→ Instructions to follow
Gather up the lines with the word "adresy" in them.

'''

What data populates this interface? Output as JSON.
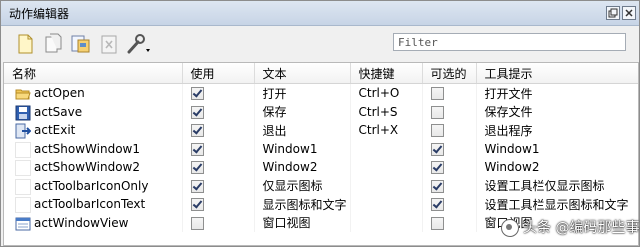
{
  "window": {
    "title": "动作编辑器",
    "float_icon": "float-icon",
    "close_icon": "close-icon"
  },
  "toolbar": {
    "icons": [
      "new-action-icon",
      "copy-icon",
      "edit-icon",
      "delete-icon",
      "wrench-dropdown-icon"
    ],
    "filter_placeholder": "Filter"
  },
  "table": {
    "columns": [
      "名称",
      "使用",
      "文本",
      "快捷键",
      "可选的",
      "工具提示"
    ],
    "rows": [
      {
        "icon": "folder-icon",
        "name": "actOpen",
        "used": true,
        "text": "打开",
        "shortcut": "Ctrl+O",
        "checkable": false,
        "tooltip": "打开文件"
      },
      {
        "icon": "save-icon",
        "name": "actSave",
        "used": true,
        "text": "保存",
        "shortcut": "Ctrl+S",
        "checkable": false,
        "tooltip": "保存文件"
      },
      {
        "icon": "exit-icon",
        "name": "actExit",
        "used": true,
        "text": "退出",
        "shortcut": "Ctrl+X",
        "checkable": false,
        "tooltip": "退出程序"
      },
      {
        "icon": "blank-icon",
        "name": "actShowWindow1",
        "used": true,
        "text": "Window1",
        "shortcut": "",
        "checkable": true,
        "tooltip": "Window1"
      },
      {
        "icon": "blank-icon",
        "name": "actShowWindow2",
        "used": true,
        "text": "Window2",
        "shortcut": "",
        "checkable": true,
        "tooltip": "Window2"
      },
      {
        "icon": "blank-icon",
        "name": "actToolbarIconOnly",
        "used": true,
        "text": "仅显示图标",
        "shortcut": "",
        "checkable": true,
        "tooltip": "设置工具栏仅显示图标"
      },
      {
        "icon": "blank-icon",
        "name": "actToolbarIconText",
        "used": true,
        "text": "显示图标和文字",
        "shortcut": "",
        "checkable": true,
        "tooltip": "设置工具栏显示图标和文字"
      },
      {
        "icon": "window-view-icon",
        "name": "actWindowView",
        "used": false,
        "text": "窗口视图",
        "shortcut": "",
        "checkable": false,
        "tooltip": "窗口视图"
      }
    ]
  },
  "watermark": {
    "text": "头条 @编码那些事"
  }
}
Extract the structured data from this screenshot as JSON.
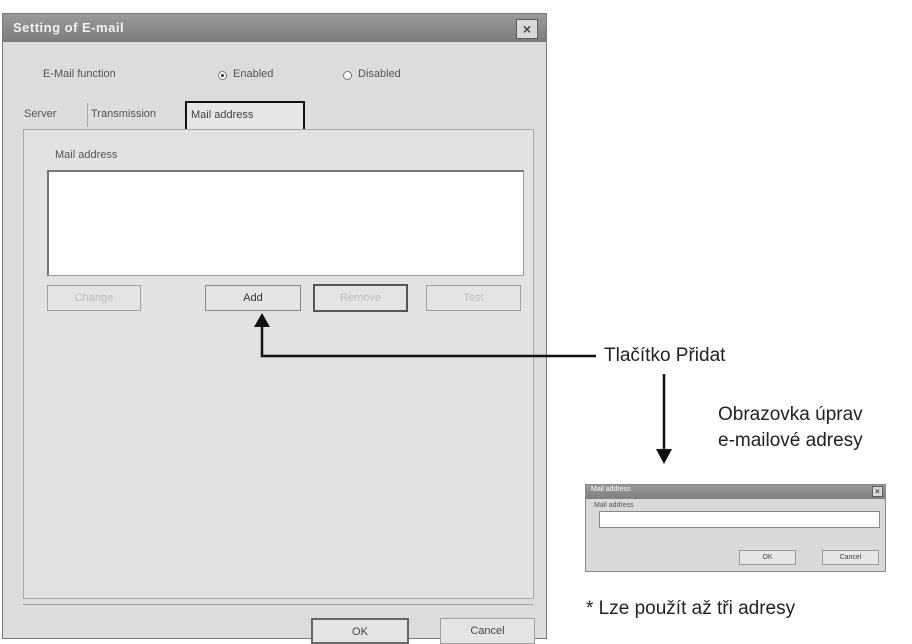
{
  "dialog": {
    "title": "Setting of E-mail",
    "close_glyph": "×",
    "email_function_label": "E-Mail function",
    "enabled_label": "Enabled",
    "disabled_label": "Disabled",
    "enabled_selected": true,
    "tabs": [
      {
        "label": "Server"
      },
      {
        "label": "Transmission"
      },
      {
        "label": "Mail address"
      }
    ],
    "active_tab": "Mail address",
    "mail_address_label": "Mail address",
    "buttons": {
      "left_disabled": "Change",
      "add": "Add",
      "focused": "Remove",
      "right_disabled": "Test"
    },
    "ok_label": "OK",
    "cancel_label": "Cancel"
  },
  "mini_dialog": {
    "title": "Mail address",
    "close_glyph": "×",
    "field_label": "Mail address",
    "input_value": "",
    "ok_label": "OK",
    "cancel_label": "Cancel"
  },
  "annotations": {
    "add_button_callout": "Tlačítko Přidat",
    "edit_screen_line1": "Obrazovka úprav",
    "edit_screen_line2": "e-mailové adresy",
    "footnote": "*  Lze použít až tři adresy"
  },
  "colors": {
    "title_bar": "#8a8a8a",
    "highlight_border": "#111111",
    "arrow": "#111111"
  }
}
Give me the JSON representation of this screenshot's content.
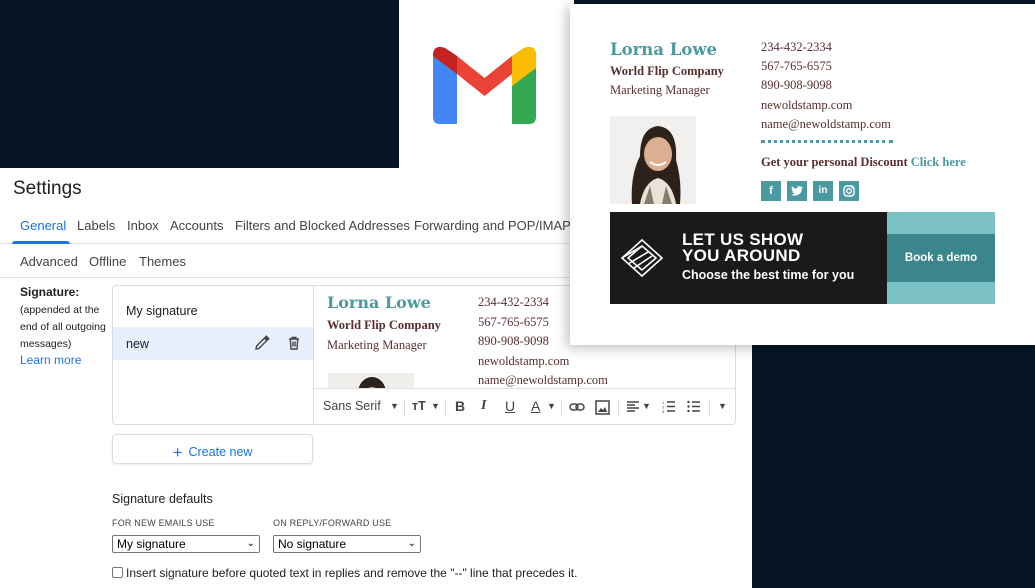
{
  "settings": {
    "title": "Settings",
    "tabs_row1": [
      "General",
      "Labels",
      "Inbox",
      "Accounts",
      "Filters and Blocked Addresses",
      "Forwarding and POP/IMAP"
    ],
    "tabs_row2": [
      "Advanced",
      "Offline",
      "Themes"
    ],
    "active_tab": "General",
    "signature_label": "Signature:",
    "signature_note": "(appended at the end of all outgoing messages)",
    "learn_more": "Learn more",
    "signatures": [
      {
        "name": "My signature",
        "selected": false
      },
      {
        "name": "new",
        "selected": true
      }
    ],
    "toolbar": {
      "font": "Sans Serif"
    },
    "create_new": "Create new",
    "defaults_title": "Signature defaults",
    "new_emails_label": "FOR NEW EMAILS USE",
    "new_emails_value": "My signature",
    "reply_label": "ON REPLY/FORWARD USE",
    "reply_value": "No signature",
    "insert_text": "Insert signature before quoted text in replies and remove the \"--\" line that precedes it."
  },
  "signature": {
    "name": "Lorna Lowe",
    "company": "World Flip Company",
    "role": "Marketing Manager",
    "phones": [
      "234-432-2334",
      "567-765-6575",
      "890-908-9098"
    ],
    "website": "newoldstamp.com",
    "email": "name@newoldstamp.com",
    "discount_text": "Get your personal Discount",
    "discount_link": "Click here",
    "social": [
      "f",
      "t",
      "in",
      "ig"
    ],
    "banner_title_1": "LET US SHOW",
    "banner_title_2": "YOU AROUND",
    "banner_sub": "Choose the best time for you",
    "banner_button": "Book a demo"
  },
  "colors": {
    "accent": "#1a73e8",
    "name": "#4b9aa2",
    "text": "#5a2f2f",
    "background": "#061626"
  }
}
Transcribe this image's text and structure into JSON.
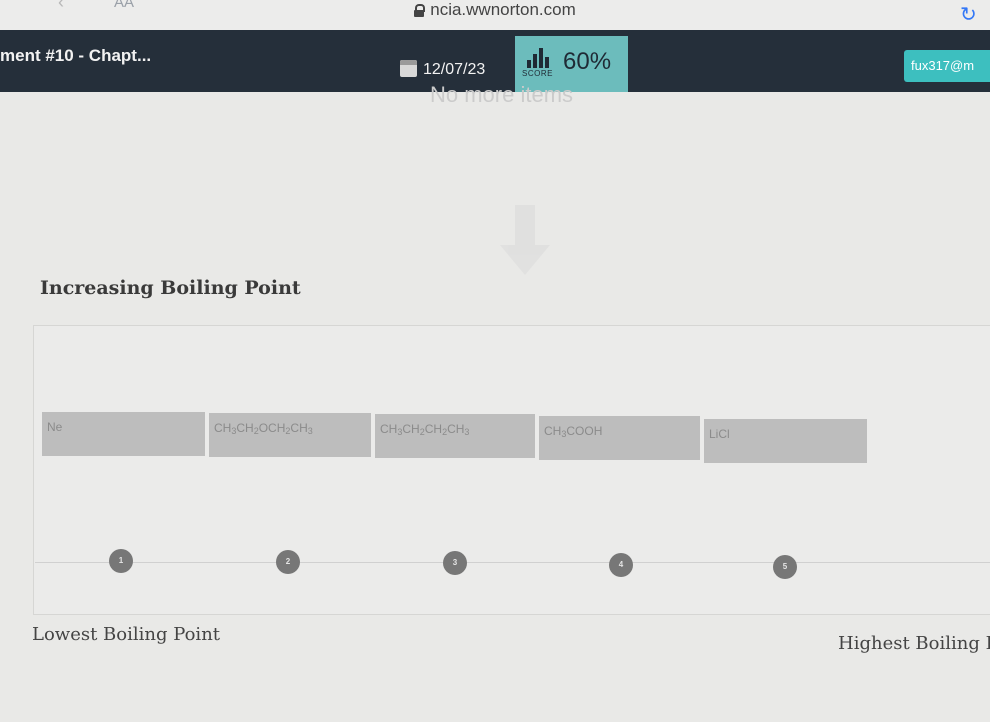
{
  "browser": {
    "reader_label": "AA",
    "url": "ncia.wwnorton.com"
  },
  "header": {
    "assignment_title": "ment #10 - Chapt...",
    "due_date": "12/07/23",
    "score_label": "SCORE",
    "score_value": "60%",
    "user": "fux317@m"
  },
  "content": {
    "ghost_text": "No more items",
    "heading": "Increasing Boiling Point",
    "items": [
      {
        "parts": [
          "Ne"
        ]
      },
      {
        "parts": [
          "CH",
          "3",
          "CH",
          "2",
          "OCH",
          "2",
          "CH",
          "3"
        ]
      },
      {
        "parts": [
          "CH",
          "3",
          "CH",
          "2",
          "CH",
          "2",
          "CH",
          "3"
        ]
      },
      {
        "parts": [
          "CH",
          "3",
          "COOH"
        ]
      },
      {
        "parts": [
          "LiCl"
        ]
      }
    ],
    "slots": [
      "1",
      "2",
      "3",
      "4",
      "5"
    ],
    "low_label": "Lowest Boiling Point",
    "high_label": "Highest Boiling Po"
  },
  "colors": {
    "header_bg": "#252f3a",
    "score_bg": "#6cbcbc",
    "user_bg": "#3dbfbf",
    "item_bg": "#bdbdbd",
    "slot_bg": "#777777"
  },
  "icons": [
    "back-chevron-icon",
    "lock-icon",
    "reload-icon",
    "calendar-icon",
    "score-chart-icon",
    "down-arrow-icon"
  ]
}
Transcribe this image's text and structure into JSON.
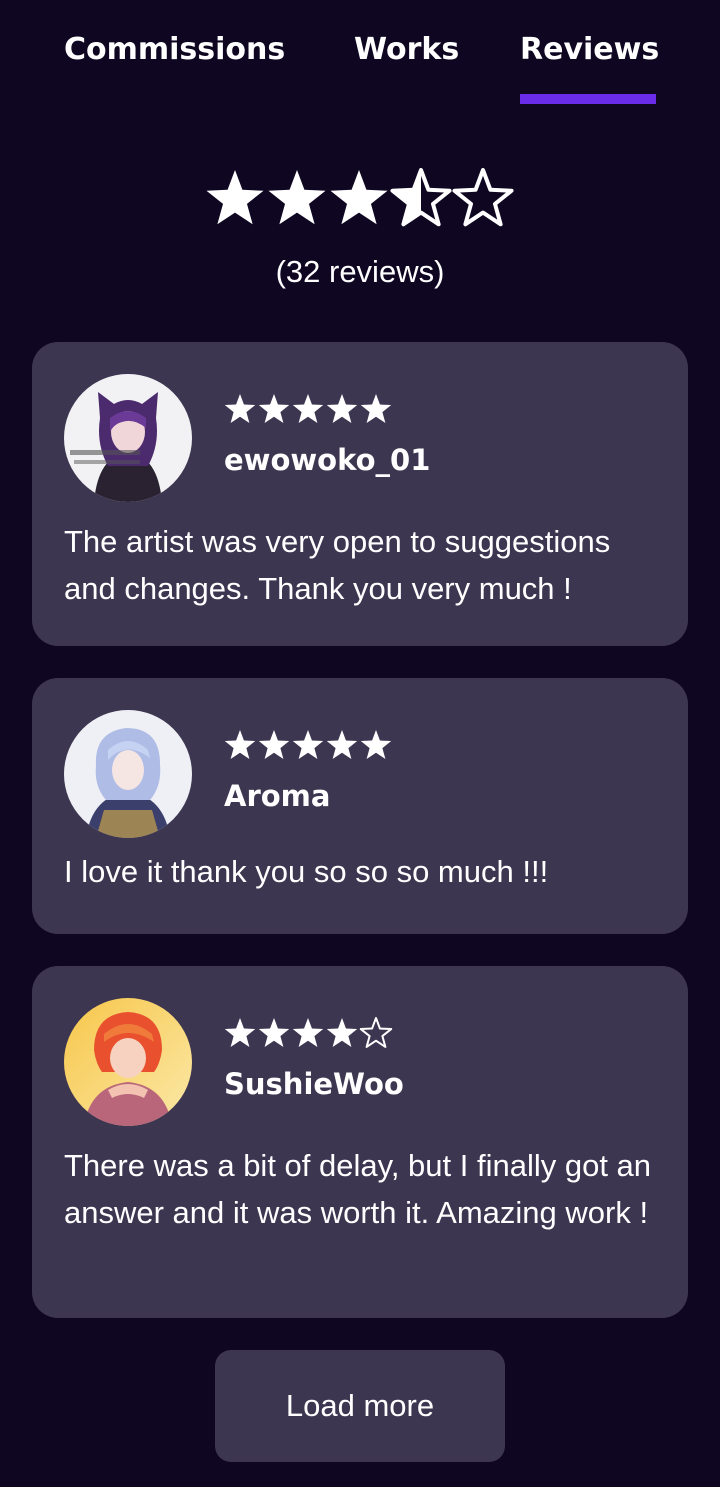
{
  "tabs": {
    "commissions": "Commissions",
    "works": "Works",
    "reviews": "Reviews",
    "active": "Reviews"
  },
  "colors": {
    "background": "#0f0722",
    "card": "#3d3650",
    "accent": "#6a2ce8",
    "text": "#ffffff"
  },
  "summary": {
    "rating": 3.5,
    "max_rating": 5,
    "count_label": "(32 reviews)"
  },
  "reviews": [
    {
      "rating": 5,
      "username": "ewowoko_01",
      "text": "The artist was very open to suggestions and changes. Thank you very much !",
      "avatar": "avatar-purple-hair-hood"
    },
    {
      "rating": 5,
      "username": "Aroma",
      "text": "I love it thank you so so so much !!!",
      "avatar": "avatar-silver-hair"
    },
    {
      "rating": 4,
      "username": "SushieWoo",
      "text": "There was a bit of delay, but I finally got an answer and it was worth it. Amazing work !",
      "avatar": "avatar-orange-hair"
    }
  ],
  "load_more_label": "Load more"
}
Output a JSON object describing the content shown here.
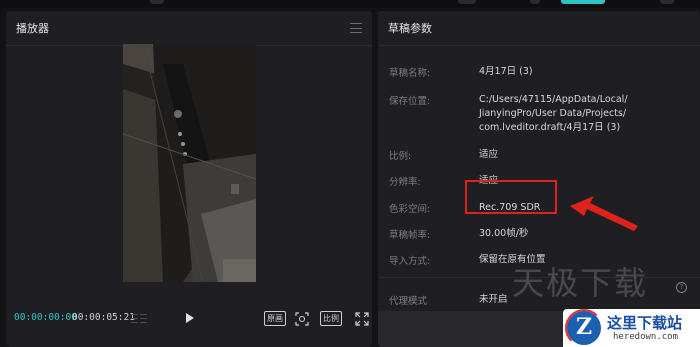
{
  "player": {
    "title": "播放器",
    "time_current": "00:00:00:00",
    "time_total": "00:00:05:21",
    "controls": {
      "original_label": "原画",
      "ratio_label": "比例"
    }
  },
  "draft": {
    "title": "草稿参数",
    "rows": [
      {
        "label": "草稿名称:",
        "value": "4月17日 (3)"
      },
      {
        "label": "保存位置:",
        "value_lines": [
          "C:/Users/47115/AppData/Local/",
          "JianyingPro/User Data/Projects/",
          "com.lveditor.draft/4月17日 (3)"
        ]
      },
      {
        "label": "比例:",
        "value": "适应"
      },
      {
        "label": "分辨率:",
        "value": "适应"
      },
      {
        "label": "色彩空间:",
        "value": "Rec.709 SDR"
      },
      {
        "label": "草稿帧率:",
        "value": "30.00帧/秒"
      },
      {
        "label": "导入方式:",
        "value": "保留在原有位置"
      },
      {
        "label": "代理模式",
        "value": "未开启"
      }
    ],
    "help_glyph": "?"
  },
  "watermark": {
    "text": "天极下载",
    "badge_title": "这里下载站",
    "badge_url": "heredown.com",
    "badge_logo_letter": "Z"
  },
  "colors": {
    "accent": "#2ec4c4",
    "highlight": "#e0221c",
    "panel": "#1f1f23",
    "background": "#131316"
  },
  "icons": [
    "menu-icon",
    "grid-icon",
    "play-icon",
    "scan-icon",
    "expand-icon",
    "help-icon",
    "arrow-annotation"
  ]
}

'''

→ Exercise answer
    "edit_screen_line2": "e-mailové adresy",
    "footnote": "*  Lze použít až tři adresy"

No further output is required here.